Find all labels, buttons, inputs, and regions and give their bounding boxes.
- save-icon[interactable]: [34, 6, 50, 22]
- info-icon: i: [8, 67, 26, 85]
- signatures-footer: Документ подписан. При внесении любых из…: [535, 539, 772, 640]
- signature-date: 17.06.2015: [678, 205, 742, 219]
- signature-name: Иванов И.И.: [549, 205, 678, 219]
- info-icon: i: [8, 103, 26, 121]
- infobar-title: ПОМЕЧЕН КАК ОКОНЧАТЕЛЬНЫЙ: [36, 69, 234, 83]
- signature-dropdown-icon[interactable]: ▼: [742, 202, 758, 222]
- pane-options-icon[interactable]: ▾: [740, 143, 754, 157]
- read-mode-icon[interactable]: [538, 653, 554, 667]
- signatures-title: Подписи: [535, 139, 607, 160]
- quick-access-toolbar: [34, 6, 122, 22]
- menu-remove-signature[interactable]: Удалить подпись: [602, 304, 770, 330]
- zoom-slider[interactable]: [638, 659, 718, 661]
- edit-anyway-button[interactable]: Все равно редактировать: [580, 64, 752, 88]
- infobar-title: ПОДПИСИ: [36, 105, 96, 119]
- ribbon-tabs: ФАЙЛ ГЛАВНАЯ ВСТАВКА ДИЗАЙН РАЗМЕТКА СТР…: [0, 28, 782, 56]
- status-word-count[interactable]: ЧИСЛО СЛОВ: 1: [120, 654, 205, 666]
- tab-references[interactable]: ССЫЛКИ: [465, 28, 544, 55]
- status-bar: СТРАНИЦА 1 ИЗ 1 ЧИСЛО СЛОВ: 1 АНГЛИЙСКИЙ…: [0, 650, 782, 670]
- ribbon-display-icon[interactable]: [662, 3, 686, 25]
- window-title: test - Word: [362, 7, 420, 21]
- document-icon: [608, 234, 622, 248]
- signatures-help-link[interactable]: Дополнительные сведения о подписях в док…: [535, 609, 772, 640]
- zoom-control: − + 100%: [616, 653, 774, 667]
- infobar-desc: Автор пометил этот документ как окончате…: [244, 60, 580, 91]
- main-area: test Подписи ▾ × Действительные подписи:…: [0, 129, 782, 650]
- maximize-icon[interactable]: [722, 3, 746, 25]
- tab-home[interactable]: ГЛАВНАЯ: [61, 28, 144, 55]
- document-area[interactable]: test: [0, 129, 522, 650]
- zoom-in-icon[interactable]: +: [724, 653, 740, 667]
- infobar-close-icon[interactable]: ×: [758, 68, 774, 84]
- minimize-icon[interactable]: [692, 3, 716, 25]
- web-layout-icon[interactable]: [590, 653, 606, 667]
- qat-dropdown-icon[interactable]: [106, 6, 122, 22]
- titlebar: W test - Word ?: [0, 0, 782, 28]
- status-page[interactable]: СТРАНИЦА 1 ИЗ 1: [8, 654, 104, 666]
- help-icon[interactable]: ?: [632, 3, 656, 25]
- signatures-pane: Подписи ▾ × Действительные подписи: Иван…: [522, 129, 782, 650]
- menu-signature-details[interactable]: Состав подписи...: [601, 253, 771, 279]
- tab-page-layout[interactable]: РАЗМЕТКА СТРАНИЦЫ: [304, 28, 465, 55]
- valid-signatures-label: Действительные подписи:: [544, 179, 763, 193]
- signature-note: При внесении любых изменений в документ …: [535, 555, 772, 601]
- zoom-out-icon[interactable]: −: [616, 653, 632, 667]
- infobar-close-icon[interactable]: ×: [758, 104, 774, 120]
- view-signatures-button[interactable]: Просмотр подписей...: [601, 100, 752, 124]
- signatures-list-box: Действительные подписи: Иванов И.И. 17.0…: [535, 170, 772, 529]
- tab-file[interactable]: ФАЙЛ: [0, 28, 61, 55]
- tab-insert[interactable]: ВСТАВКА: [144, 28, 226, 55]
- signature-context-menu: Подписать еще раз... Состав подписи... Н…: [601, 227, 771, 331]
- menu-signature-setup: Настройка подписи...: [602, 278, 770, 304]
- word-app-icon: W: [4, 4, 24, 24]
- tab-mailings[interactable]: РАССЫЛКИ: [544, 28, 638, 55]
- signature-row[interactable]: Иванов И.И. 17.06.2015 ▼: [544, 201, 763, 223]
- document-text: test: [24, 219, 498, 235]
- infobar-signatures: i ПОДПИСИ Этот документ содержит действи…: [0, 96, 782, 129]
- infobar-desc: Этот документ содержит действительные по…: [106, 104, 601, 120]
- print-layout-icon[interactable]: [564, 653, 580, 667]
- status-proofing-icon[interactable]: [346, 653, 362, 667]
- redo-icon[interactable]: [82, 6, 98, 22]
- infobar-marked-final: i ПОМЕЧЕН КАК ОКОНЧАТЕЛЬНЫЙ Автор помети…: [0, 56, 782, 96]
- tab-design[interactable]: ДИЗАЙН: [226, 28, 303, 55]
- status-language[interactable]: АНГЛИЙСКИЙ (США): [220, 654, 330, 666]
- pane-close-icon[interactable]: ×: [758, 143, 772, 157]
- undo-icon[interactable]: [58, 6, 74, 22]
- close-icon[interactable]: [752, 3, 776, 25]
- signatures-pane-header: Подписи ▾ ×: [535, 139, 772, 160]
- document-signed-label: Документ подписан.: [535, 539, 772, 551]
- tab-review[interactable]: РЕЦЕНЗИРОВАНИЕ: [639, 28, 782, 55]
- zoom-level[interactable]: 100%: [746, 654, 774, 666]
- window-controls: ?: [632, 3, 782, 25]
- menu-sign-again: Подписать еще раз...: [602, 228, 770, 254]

════

_Request_. Rewrite every line of the records, replacing each occurrence of "interactable" with "clickable" and leaving everything else unchanged.

_Task solution_.
Find all labels, buttons, inputs, and regions and give their bounding boxes.
- save-icon[clickable]: [34, 6, 50, 22]
- info-icon: i: [8, 67, 26, 85]
- signatures-footer: Документ подписан. При внесении любых из…: [535, 539, 772, 640]
- signature-date: 17.06.2015: [678, 205, 742, 219]
- signature-name: Иванов И.И.: [549, 205, 678, 219]
- info-icon: i: [8, 103, 26, 121]
- infobar-title: ПОМЕЧЕН КАК ОКОНЧАТЕЛЬНЫЙ: [36, 69, 234, 83]
- signature-dropdown-icon[clickable]: ▼: [742, 202, 758, 222]
- pane-options-icon[clickable]: ▾: [740, 143, 754, 157]
- read-mode-icon[clickable]: [538, 653, 554, 667]
- signatures-title: Подписи: [535, 139, 607, 160]
- quick-access-toolbar: [34, 6, 122, 22]
- menu-remove-signature[clickable]: Удалить подпись: [602, 304, 770, 330]
- zoom-slider[clickable]: [638, 659, 718, 661]
- edit-anyway-button[clickable]: Все равно редактировать: [580, 64, 752, 88]
- infobar-title: ПОДПИСИ: [36, 105, 96, 119]
- ribbon-tabs: ФАЙЛ ГЛАВНАЯ ВСТАВКА ДИЗАЙН РАЗМЕТКА СТР…: [0, 28, 782, 56]
- status-word-count[clickable]: ЧИСЛО СЛОВ: 1: [120, 654, 205, 666]
- tab-references[clickable]: ССЫЛКИ: [465, 28, 544, 55]
- status-bar: СТРАНИЦА 1 ИЗ 1 ЧИСЛО СЛОВ: 1 АНГЛИЙСКИЙ…: [0, 650, 782, 670]
- ribbon-display-icon[clickable]: [662, 3, 686, 25]
- window-title: test - Word: [362, 7, 420, 21]
- document-icon: [608, 234, 622, 248]
- signatures-help-link[clickable]: Дополнительные сведения о подписях в док…: [535, 609, 772, 640]
- zoom-control: − + 100%: [616, 653, 774, 667]
- infobar-desc: Автор пометил этот документ как окончате…: [244, 60, 580, 91]
- main-area: test Подписи ▾ × Действительные подписи:…: [0, 129, 782, 650]
- maximize-icon[clickable]: [722, 3, 746, 25]
- tab-home[clickable]: ГЛАВНАЯ: [61, 28, 144, 55]
- document-area[clickable]: test: [0, 129, 522, 650]
- zoom-in-icon[clickable]: +: [724, 653, 740, 667]
- infobar-close-icon[clickable]: ×: [758, 68, 774, 84]
- minimize-icon[clickable]: [692, 3, 716, 25]
- web-layout-icon[clickable]: [590, 653, 606, 667]
- qat-dropdown-icon[clickable]: [106, 6, 122, 22]
- titlebar: W test - Word ?: [0, 0, 782, 28]
- status-page[clickable]: СТРАНИЦА 1 ИЗ 1: [8, 654, 104, 666]
- help-icon[clickable]: ?: [632, 3, 656, 25]
- signatures-pane: Подписи ▾ × Действительные подписи: Иван…: [522, 129, 782, 650]
- menu-signature-details[clickable]: Состав подписи...: [601, 253, 771, 279]
- tab-page-layout[clickable]: РАЗМЕТКА СТРАНИЦЫ: [304, 28, 465, 55]
- valid-signatures-label: Действительные подписи:: [544, 179, 763, 193]
- signature-note: При внесении любых изменений в документ …: [535, 555, 772, 601]
- zoom-out-icon[clickable]: −: [616, 653, 632, 667]
- infobar-close-icon[clickable]: ×: [758, 104, 774, 120]
- view-signatures-button[clickable]: Просмотр подписей...: [601, 100, 752, 124]
- signatures-list-box: Действительные подписи: Иванов И.И. 17.0…: [535, 170, 772, 529]
- tab-file[clickable]: ФАЙЛ: [0, 28, 61, 55]
- tab-insert[clickable]: ВСТАВКА: [144, 28, 226, 55]
- signature-context-menu: Подписать еще раз... Состав подписи... Н…: [601, 227, 771, 331]
- menu-signature-setup: Настройка подписи...: [602, 278, 770, 304]
- word-app-icon: W: [4, 4, 24, 24]
- tab-mailings[clickable]: РАССЫЛКИ: [544, 28, 638, 55]
- signature-row[clickable]: Иванов И.И. 17.06.2015 ▼: [544, 201, 763, 223]
- document-text: test: [24, 219, 498, 235]
- infobar-signatures: i ПОДПИСИ Этот документ содержит действи…: [0, 96, 782, 129]
- infobar-desc: Этот документ содержит действительные по…: [106, 104, 601, 120]
- print-layout-icon[clickable]: [564, 653, 580, 667]
- status-proofing-icon[clickable]: [346, 653, 362, 667]
- redo-icon[clickable]: [82, 6, 98, 22]
- infobar-marked-final: i ПОМЕЧЕН КАК ОКОНЧАТЕЛЬНЫЙ Автор помети…: [0, 56, 782, 96]
- tab-design[clickable]: ДИЗАЙН: [226, 28, 303, 55]
- status-language[clickable]: АНГЛИЙСКИЙ (США): [220, 654, 330, 666]
- pane-close-icon[clickable]: ×: [758, 143, 772, 157]
- undo-icon[clickable]: [58, 6, 74, 22]
- close-icon[clickable]: [752, 3, 776, 25]
- signatures-pane-header: Подписи ▾ ×: [535, 139, 772, 160]
- document-signed-label: Документ подписан.: [535, 539, 772, 551]
- tab-review[clickable]: РЕЦЕНЗИРОВАНИЕ: [639, 28, 782, 55]
- zoom-level[clickable]: 100%: [746, 654, 774, 666]
- window-controls: ?: [632, 3, 782, 25]
- menu-sign-again: Подписать еще раз...: [602, 228, 770, 254]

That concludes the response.